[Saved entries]
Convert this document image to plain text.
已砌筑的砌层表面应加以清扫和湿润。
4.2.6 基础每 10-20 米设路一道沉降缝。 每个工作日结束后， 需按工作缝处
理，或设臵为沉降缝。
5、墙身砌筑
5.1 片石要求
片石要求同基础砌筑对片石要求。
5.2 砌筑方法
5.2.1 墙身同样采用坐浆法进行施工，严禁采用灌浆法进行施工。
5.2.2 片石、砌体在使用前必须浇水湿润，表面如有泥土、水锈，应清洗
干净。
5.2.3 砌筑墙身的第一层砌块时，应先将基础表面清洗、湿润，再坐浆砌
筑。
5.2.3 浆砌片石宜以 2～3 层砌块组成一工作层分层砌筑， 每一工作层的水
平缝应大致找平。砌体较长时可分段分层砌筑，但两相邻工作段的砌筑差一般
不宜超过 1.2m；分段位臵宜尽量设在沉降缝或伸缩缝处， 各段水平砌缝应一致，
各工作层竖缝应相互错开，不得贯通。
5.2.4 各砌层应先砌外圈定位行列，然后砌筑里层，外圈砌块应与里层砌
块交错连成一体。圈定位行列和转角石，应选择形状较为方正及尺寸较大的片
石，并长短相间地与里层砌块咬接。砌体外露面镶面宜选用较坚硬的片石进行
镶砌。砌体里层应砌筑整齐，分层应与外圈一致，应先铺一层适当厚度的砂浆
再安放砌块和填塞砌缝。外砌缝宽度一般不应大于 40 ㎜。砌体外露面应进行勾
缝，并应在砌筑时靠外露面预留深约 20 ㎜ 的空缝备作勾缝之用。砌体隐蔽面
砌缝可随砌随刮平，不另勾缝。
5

Requirement »
Extract all of the data shown above without alteration.

Solved exercise »
Convert this document image to plain text.
已砌筑的砌层表面应加以清扫和湿润。
4.2.6 基础每 10-20 米设路一道沉降缝。 每个工作日结束后， 需按工作缝处
理，或设臵为沉降缝。
5、墙身砌筑
5.1 片石要求
片石要求同基础砌筑对片石要求。
5.2 砌筑方法
5.2.1 墙身同样采用坐浆法进行施工，严禁采用灌浆法进行施工。
5.2.2 片石、砌体在使用前必须浇水湿润，表面如有泥土、水锈，应清洗
干净。
5.2.3 砌筑墙身的第一层砌块时，应先将基础表面清洗、湿润，再坐浆砌
筑。
5.2.3 浆砌片石宜以 2～3 层砌块组成一工作层分层砌筑， 每一工作层的水
平缝应大致找平。砌体较长时可分段分层砌筑，但两相邻工作段的砌筑差一般
不宜超过 1.2m；分段位臵宜尽量设在沉降缝或伸缩缝处， 各段水平砌缝应一致，
各工作层竖缝应相互错开，不得贯通。
5.2.4 各砌层应先砌外圈定位行列，然后砌筑里层，外圈砌块应与里层砌
块交错连成一体。圈定位行列和转角石，应选择形状较为方正及尺寸较大的片
石，并长短相间地与里层砌块咬接。砌体外露面镶面宜选用较坚硬的片石进行
镶砌。砌体里层应砌筑整齐，分层应与外圈一致，应先铺一层适当厚度的砂浆
再安放砌块和填塞砌缝。外砌缝宽度一般不应大于 40 ㎜。砌体外露面应进行勾
缝，并应在砌筑时靠外露面预留深约 20 ㎜ 的空缝备作勾缝之用。砌体隐蔽面
砌缝可随砌随刮平，不另勾缝。
5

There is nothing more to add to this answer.